* **TASK DETAILS**
Set down every entry word for word. Omit the pictures.

* **MATERIAL SHOWN**
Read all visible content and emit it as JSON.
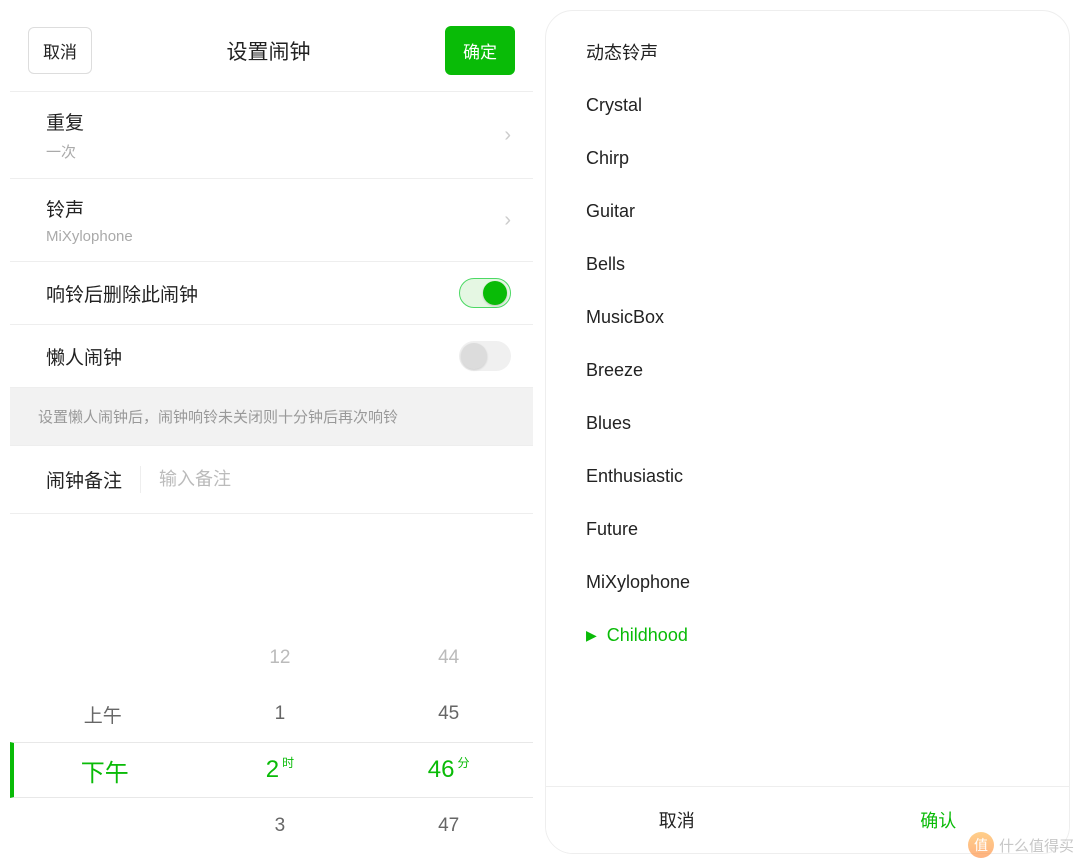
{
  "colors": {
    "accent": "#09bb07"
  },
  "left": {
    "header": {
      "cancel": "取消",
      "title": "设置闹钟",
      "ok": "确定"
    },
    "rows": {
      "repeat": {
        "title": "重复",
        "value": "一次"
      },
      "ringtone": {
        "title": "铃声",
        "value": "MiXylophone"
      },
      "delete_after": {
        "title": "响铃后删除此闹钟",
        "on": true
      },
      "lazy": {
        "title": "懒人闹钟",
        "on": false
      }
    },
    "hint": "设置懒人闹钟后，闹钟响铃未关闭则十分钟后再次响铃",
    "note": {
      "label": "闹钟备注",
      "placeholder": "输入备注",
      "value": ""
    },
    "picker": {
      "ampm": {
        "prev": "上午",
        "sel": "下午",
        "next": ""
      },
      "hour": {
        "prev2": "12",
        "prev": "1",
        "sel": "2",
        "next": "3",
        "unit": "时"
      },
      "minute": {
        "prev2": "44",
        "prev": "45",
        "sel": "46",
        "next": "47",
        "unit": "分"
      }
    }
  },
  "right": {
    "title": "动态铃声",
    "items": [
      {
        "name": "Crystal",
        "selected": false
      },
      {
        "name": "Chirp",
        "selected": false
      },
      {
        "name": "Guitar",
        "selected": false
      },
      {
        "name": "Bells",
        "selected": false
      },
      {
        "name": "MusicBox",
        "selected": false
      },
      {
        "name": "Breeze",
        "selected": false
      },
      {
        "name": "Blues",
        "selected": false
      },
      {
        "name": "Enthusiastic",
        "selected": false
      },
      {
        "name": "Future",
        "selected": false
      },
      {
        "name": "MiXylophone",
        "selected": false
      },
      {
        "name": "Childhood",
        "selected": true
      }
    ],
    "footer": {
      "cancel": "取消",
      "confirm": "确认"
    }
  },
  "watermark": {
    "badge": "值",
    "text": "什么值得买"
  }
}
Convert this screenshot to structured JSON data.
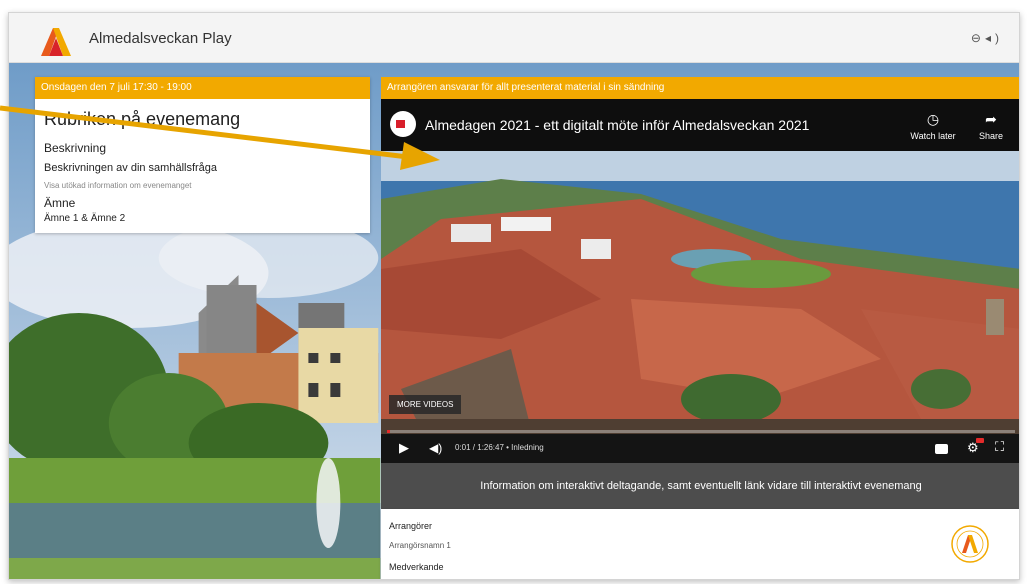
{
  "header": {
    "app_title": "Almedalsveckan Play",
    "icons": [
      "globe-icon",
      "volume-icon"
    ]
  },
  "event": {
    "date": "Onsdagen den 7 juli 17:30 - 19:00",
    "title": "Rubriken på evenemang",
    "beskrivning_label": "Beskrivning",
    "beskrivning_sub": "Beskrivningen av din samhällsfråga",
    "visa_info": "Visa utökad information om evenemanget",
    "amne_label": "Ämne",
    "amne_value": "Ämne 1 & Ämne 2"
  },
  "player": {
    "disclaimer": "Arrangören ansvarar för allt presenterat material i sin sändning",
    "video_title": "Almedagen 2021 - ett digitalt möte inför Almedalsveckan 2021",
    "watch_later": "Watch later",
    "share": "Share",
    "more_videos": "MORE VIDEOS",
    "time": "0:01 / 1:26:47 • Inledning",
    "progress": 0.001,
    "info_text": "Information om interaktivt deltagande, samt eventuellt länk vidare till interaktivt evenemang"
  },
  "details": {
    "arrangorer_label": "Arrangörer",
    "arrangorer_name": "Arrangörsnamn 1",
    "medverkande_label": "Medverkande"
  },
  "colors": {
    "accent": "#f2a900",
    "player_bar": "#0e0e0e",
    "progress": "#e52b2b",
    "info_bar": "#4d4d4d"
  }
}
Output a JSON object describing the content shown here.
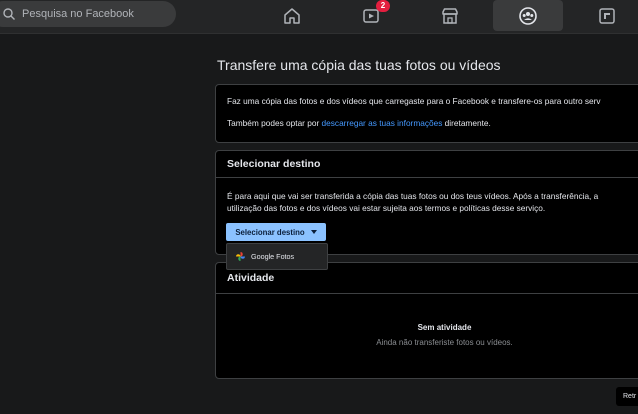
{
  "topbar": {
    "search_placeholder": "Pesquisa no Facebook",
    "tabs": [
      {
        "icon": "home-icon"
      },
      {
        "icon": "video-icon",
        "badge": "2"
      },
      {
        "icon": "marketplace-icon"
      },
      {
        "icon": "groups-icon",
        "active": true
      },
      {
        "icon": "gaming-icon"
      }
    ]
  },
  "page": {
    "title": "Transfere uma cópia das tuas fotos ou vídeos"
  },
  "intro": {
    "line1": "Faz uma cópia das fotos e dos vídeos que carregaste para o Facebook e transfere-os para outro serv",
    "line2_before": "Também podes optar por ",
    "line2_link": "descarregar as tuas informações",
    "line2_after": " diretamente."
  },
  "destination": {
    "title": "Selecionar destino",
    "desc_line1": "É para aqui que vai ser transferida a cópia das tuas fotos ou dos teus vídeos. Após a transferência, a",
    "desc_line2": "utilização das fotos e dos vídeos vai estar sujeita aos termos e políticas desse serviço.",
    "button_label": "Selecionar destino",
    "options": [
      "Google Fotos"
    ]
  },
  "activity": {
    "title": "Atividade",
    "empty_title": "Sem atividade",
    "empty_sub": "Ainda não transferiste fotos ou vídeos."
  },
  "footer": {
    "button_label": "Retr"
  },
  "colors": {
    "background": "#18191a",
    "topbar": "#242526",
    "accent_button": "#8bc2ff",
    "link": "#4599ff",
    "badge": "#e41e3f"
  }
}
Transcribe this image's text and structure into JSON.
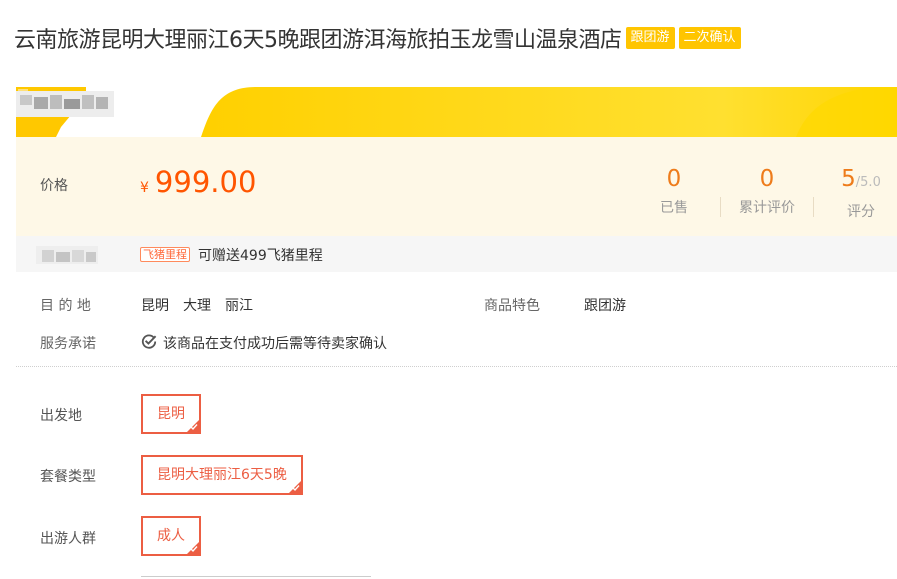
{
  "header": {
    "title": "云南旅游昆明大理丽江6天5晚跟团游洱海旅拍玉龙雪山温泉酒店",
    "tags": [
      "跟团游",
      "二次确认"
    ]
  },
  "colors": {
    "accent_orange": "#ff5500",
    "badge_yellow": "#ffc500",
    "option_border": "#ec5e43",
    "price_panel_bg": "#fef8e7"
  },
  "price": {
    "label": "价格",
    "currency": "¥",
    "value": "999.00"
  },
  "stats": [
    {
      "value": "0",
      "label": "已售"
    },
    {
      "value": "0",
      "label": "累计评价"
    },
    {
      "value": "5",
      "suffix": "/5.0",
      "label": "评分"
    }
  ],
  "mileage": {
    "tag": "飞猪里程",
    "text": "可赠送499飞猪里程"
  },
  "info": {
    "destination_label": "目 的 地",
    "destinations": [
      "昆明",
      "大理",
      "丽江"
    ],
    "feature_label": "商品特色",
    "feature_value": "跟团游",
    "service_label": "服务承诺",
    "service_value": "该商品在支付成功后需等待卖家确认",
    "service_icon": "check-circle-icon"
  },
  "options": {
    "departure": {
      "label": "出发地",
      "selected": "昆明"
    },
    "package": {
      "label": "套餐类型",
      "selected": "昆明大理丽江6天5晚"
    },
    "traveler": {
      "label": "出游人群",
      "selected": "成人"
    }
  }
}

* **OUTPUT FOR THIS EXERCISE**
Read all visible content and emit it as JSON.
{
  "colors": {
    "accent": "#09bb07"
  },
  "left": {
    "header": {
      "cancel": "取消",
      "title": "设置闹钟",
      "ok": "确定"
    },
    "rows": {
      "repeat": {
        "title": "重复",
        "value": "一次"
      },
      "ringtone": {
        "title": "铃声",
        "value": "MiXylophone"
      },
      "delete_after": {
        "title": "响铃后删除此闹钟",
        "on": true
      },
      "lazy": {
        "title": "懒人闹钟",
        "on": false
      }
    },
    "hint": "设置懒人闹钟后，闹钟响铃未关闭则十分钟后再次响铃",
    "note": {
      "label": "闹钟备注",
      "placeholder": "输入备注",
      "value": ""
    },
    "picker": {
      "ampm": {
        "prev": "上午",
        "sel": "下午",
        "next": ""
      },
      "hour": {
        "prev2": "12",
        "prev": "1",
        "sel": "2",
        "next": "3",
        "unit": "时"
      },
      "minute": {
        "prev2": "44",
        "prev": "45",
        "sel": "46",
        "next": "47",
        "unit": "分"
      }
    }
  },
  "right": {
    "title": "动态铃声",
    "items": [
      {
        "name": "Crystal",
        "selected": false
      },
      {
        "name": "Chirp",
        "selected": false
      },
      {
        "name": "Guitar",
        "selected": false
      },
      {
        "name": "Bells",
        "selected": false
      },
      {
        "name": "MusicBox",
        "selected": false
      },
      {
        "name": "Breeze",
        "selected": false
      },
      {
        "name": "Blues",
        "selected": false
      },
      {
        "name": "Enthusiastic",
        "selected": false
      },
      {
        "name": "Future",
        "selected": false
      },
      {
        "name": "MiXylophone",
        "selected": false
      },
      {
        "name": "Childhood",
        "selected": true
      }
    ],
    "footer": {
      "cancel": "取消",
      "confirm": "确认"
    }
  },
  "watermark": {
    "badge": "值",
    "text": "什么值得买"
  }
}
Convert this screenshot to structured JSON data.
{
  "header": {
    "app_title": "Almedalsveckan Play",
    "icons": [
      "globe-icon",
      "volume-icon"
    ]
  },
  "event": {
    "date": "Onsdagen den 7 juli 17:30 - 19:00",
    "title": "Rubriken på evenemang",
    "beskrivning_label": "Beskrivning",
    "beskrivning_sub": "Beskrivningen av din samhällsfråga",
    "visa_info": "Visa utökad information om evenemanget",
    "amne_label": "Ämne",
    "amne_value": "Ämne 1 & Ämne 2"
  },
  "player": {
    "disclaimer": "Arrangören ansvarar för allt presenterat material i sin sändning",
    "video_title": "Almedagen 2021 - ett digitalt möte inför Almedalsveckan 2021",
    "watch_later": "Watch later",
    "share": "Share",
    "more_videos": "MORE VIDEOS",
    "time": "0:01 / 1:26:47 • Inledning",
    "progress": 0.001,
    "info_text": "Information om interaktivt deltagande, samt eventuellt länk vidare till interaktivt evenemang"
  },
  "details": {
    "arrangorer_label": "Arrangörer",
    "arrangorer_name": "Arrangörsnamn 1",
    "medverkande_label": "Medverkande"
  },
  "colors": {
    "accent": "#f2a900",
    "player_bar": "#0e0e0e",
    "progress": "#e52b2b",
    "info_bar": "#4d4d4d"
  }
}
Output a JSON object describing the content shown here.
{
  "topbar": {
    "search_placeholder": "Pesquisa no Facebook",
    "tabs": [
      {
        "icon": "home-icon"
      },
      {
        "icon": "video-icon",
        "badge": "2"
      },
      {
        "icon": "marketplace-icon"
      },
      {
        "icon": "groups-icon",
        "active": true
      },
      {
        "icon": "gaming-icon"
      }
    ]
  },
  "page": {
    "title": "Transfere uma cópia das tuas fotos ou vídeos"
  },
  "intro": {
    "line1": "Faz uma cópia das fotos e dos vídeos que carregaste para o Facebook e transfere-os para outro serv",
    "line2_before": "Também podes optar por ",
    "line2_link": "descarregar as tuas informações",
    "line2_after": " diretamente."
  },
  "destination": {
    "title": "Selecionar destino",
    "desc_line1": "É para aqui que vai ser transferida a cópia das tuas fotos ou dos teus vídeos. Após a transferência, a",
    "desc_line2": "utilização das fotos e dos vídeos vai estar sujeita aos termos e políticas desse serviço.",
    "button_label": "Selecionar destino",
    "options": [
      "Google Fotos"
    ]
  },
  "activity": {
    "title": "Atividade",
    "empty_title": "Sem atividade",
    "empty_sub": "Ainda não transferiste fotos ou vídeos."
  },
  "footer": {
    "button_label": "Retr"
  },
  "colors": {
    "background": "#18191a",
    "topbar": "#242526",
    "accent_button": "#8bc2ff",
    "link": "#4599ff",
    "badge": "#e41e3f"
  }
}
Transcribe this image's text and structure into JSON.
{
  "header": {
    "title": "云南旅游昆明大理丽江6天5晚跟团游洱海旅拍玉龙雪山温泉酒店",
    "tags": [
      "跟团游",
      "二次确认"
    ]
  },
  "colors": {
    "accent_orange": "#ff5500",
    "badge_yellow": "#ffc500",
    "option_border": "#ec5e43",
    "price_panel_bg": "#fef8e7"
  },
  "price": {
    "label": "价格",
    "currency": "¥",
    "value": "999.00"
  },
  "stats": [
    {
      "value": "0",
      "label": "已售"
    },
    {
      "value": "0",
      "label": "累计评价"
    },
    {
      "value": "5",
      "suffix": "/5.0",
      "label": "评分"
    }
  ],
  "mileage": {
    "tag": "飞猪里程",
    "text": "可赠送499飞猪里程"
  },
  "info": {
    "destination_label": "目 的 地",
    "destinations": [
      "昆明",
      "大理",
      "丽江"
    ],
    "feature_label": "商品特色",
    "feature_value": "跟团游",
    "service_label": "服务承诺",
    "service_value": "该商品在支付成功后需等待卖家确认",
    "service_icon": "check-circle-icon"
  },
  "options": {
    "departure": {
      "label": "出发地",
      "selected": "昆明"
    },
    "package": {
      "label": "套餐类型",
      "selected": "昆明大理丽江6天5晚"
    },
    "traveler": {
      "label": "出游人群",
      "selected": "成人"
    }
  }
}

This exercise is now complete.